(Recorded data)
• • • • •
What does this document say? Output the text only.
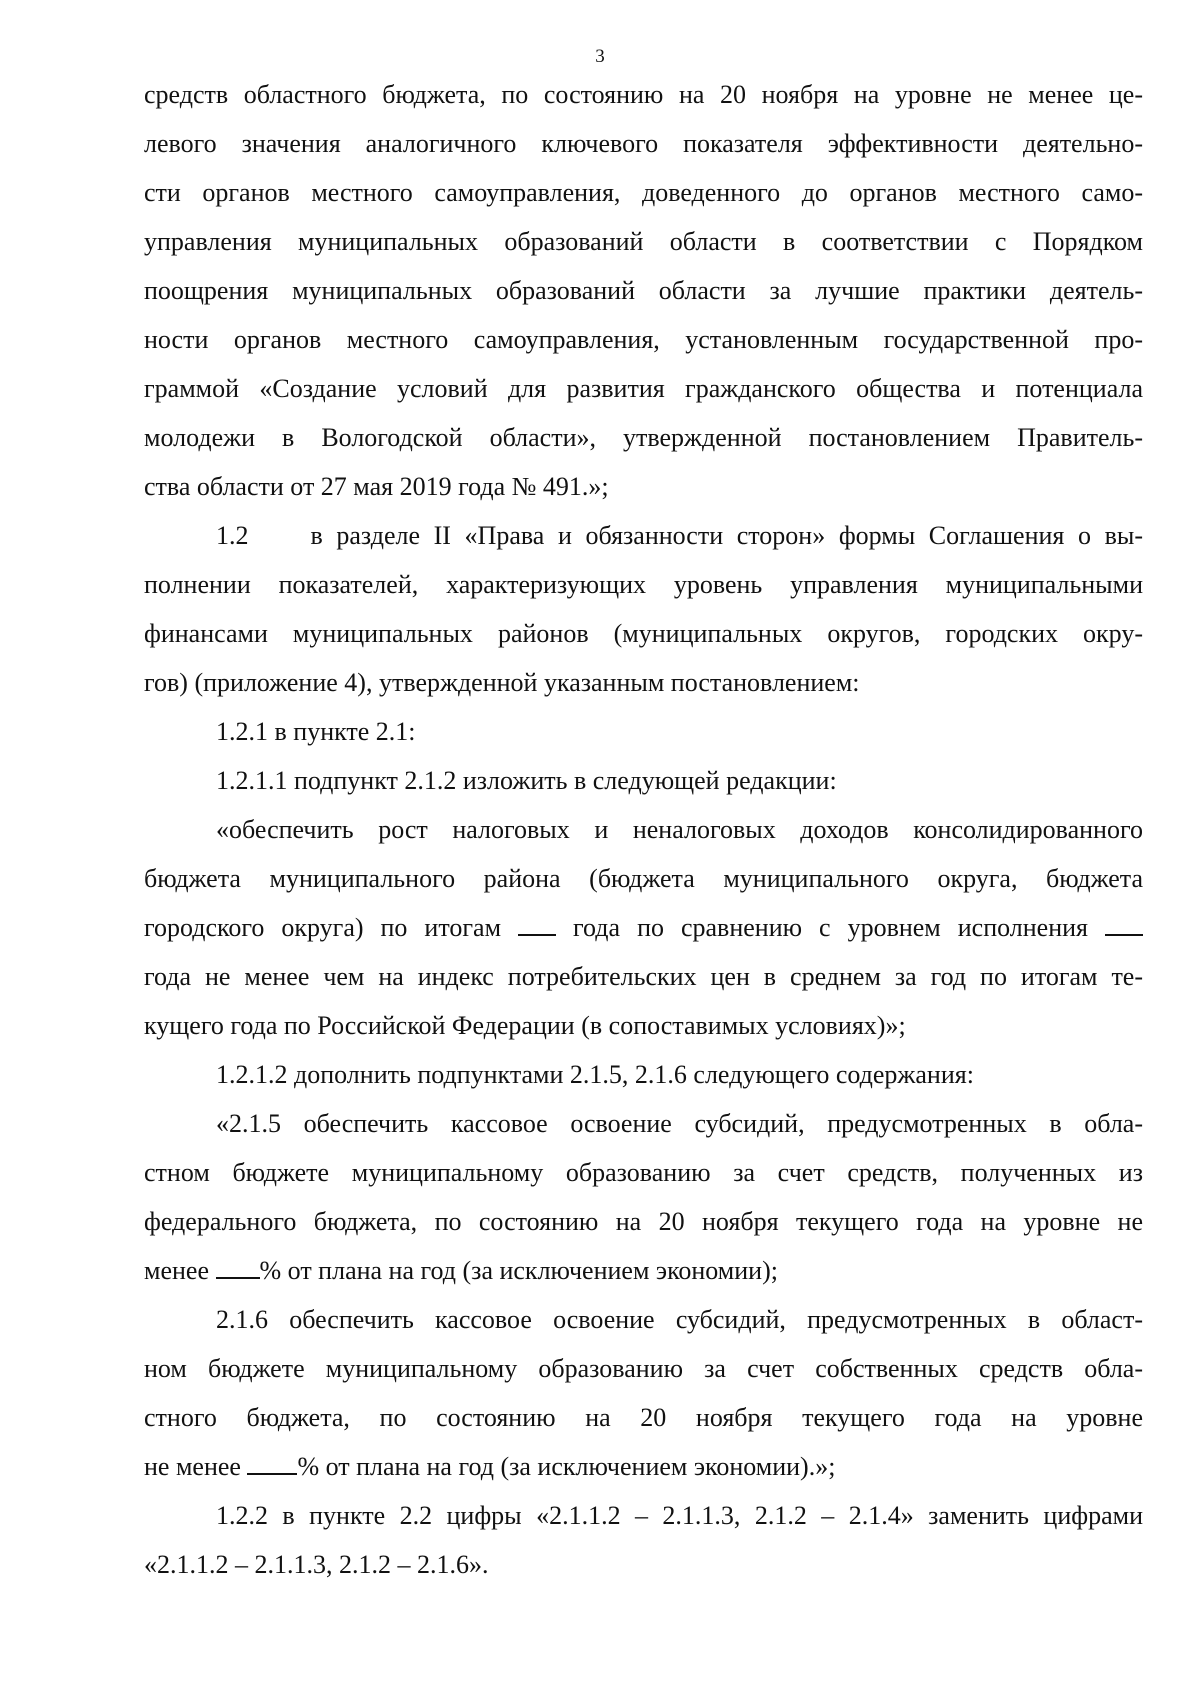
3
средств областного бюджета, по состоянию на 20 ноября на уровне не менее це-
левого значения аналогичного ключевого показателя эффективности деятельно-
сти органов местного самоуправления, доведенного до органов местного само-
управления муниципальных образований области в соответствии с Порядком
поощрения муниципальных образований области за лучшие практики деятель-
ности органов местного самоуправления, установленным государственной про-
граммой «Создание условий для развития гражданского общества и потенциала
молодежи в Вологодской области», утвержденной постановлением Правитель-
ства области от 27 мая 2019 года № 491.»;
1.2 в разделе II «Права и обязанности сторон» формы Соглашения о вы-
полнении показателей, характеризующих уровень управления муниципальными
финансами муниципальных районов (муниципальных округов, городских окру-
гов) (приложение 4), утвержденной указанным постановлением:
1.2.1 в пункте 2.1:
1.2.1.1 подпункт 2.1.2 изложить в следующей редакции:
«обеспечить рост налоговых и неналоговых доходов консолидированного
бюджета муниципального района (бюджета муниципального округа, бюджета
городского округа) по итогам	года по сравнению с уровнем исполнения
года не менее чем на индекс потребительских цен в среднем за год по итогам те-
кущего года по Российской Федерации (в сопоставимых условиях)»;
1.2.1.2 дополнить подпунктами 2.1.5, 2.1.6 следующего содержания:
«2.1.5 обеспечить кассовое освоение субсидий, предусмотренных в обла-
стном бюджете муниципальному образованию за счет средств, полученных из
федерального бюджета, по состоянию на 20 ноября текущего года на уровне не
менее % от плана на год (за исключением экономии);
2.1.6 обеспечить кассовое освоение субсидий, предусмотренных в област-
ном бюджете муниципальному образованию за счет собственных средств обла-
стного бюджета, по состоянию на 20 ноября текущего года на уровне
не менее % от плана на год (за исключением экономии).»;
1.2.2 в пункте 2.2 цифры «2.1.1.2 – 2.1.1.3, 2.1.2 – 2.1.4» заменить цифрами
«2.1.1.2 – 2.1.1.3, 2.1.2 – 2.1.6».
• • • • •
Output every entry exactly as given; pictures are not part of the copy.

Response:
What does this document say? Output the text only.
3
средств областного бюджета, по состоянию на 20 ноября на уровне не менее це-
левого значения аналогичного ключевого показателя эффективности деятельно-
сти органов местного самоуправления, доведенного до органов местного само-
управления муниципальных образований области в соответствии с Порядком
поощрения муниципальных образований области за лучшие практики деятель-
ности органов местного самоуправления, установленным государственной про-
граммой «Создание условий для развития гражданского общества и потенциала
молодежи в Вологодской области», утвержденной постановлением Правитель-
ства области от 27 мая 2019 года № 491.»;
1.2 в разделе II «Права и обязанности сторон» формы Соглашения о вы-
полнении показателей, характеризующих уровень управления муниципальными
финансами муниципальных районов (муниципальных округов, городских окру-
гов) (приложение 4), утвержденной указанным постановлением:
1.2.1 в пункте 2.1:
1.2.1.1 подпункт 2.1.2 изложить в следующей редакции:
«обеспечить рост налоговых и неналоговых доходов консолидированного
бюджета муниципального района (бюджета муниципального округа, бюджета
городского округа) по итогам	года по сравнению с уровнем исполнения
года не менее чем на индекс потребительских цен в среднем за год по итогам те-
кущего года по Российской Федерации (в сопоставимых условиях)»;
1.2.1.2 дополнить подпунктами 2.1.5, 2.1.6 следующего содержания:
«2.1.5 обеспечить кассовое освоение субсидий, предусмотренных в обла-
стном бюджете муниципальному образованию за счет средств, полученных из
федерального бюджета, по состоянию на 20 ноября текущего года на уровне не
менее % от плана на год (за исключением экономии);
2.1.6 обеспечить кассовое освоение субсидий, предусмотренных в област-
ном бюджете муниципальному образованию за счет собственных средств обла-
стного бюджета, по состоянию на 20 ноября текущего года на уровне
не менее % от плана на год (за исключением экономии).»;
1.2.2 в пункте 2.2 цифры «2.1.1.2 – 2.1.1.3, 2.1.2 – 2.1.4» заменить цифрами
«2.1.1.2 – 2.1.1.3, 2.1.2 – 2.1.6».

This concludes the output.